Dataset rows

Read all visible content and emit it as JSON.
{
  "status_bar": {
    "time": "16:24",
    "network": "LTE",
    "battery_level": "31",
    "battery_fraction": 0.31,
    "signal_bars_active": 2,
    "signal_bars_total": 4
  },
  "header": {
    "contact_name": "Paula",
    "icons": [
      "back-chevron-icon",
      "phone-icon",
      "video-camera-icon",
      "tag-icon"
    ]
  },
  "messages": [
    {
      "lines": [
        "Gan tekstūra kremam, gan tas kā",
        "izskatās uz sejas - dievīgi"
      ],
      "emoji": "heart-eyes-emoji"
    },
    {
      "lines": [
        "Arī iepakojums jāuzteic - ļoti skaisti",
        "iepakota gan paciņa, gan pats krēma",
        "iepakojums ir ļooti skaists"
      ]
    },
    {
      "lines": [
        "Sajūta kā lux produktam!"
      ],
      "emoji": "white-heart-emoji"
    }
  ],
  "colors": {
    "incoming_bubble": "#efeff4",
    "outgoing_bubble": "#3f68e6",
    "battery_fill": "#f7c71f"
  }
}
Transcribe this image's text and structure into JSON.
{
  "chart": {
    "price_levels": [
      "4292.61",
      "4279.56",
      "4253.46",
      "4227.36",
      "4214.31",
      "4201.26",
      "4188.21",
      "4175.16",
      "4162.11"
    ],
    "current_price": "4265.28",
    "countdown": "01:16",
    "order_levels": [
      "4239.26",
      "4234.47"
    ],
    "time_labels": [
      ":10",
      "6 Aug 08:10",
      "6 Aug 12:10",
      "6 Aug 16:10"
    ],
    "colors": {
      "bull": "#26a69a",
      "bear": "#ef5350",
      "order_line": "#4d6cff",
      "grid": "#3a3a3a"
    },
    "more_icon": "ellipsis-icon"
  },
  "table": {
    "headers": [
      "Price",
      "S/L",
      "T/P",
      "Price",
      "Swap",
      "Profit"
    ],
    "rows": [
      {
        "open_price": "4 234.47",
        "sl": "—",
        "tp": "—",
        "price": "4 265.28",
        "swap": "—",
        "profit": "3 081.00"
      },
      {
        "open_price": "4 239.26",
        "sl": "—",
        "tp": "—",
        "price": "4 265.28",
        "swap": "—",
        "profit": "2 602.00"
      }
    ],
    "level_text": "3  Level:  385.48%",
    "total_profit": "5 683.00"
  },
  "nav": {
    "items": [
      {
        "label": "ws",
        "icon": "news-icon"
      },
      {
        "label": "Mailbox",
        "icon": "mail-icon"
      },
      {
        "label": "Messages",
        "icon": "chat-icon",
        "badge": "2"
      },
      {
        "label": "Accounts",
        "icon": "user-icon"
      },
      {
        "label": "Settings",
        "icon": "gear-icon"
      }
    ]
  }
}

Task to carry out
Could you quote the material above in full, exactly as it stands?

Task output
Read all visible content and emit it as JSON.
{
  "status_bar": {
    "time": "16:24",
    "network": "LTE",
    "battery_level": "31",
    "battery_fraction": 0.31,
    "signal_bars_active": 2,
    "signal_bars_total": 4
  },
  "header": {
    "contact_name": "Paula",
    "icons": [
      "back-chevron-icon",
      "phone-icon",
      "video-camera-icon",
      "tag-icon"
    ]
  },
  "messages": [
    {
      "lines": [
        "Gan tekstūra kremam, gan tas kā",
        "izskatās uz sejas - dievīgi"
      ],
      "emoji": "heart-eyes-emoji"
    },
    {
      "lines": [
        "Arī iepakojums jāuzteic - ļoti skaisti",
        "iepakota gan paciņa, gan pats krēma",
        "iepakojums ir ļooti skaists"
      ]
    },
    {
      "lines": [
        "Sajūta kā lux produktam!"
      ],
      "emoji": "white-heart-emoji"
    }
  ],
  "colors": {
    "incoming_bubble": "#efeff4",
    "outgoing_bubble": "#3f68e6",
    "battery_fill": "#f7c71f"
  }
}
Transcribe this image's text and structure into JSON.
{
  "chart": {
    "price_levels": [
      "4292.61",
      "4279.56",
      "4253.46",
      "4227.36",
      "4214.31",
      "4201.26",
      "4188.21",
      "4175.16",
      "4162.11"
    ],
    "current_price": "4265.28",
    "countdown": "01:16",
    "order_levels": [
      "4239.26",
      "4234.47"
    ],
    "time_labels": [
      ":10",
      "6 Aug 08:10",
      "6 Aug 12:10",
      "6 Aug 16:10"
    ],
    "colors": {
      "bull": "#26a69a",
      "bear": "#ef5350",
      "order_line": "#4d6cff",
      "grid": "#3a3a3a"
    },
    "more_icon": "ellipsis-icon"
  },
  "table": {
    "headers": [
      "Price",
      "S/L",
      "T/P",
      "Price",
      "Swap",
      "Profit"
    ],
    "rows": [
      {
        "open_price": "4 234.47",
        "sl": "—",
        "tp": "—",
        "price": "4 265.28",
        "swap": "—",
        "profit": "3 081.00"
      },
      {
        "open_price": "4 239.26",
        "sl": "—",
        "tp": "—",
        "price": "4 265.28",
        "swap": "—",
        "profit": "2 602.00"
      }
    ],
    "level_text": "3  Level:  385.48%",
    "total_profit": "5 683.00"
  },
  "nav": {
    "items": [
      {
        "label": "ws",
        "icon": "news-icon"
      },
      {
        "label": "Mailbox",
        "icon": "mail-icon"
      },
      {
        "label": "Messages",
        "icon": "chat-icon",
        "badge": "2"
      },
      {
        "label": "Accounts",
        "icon": "user-icon"
      },
      {
        "label": "Settings",
        "icon": "gear-icon"
      }
    ]
  }
}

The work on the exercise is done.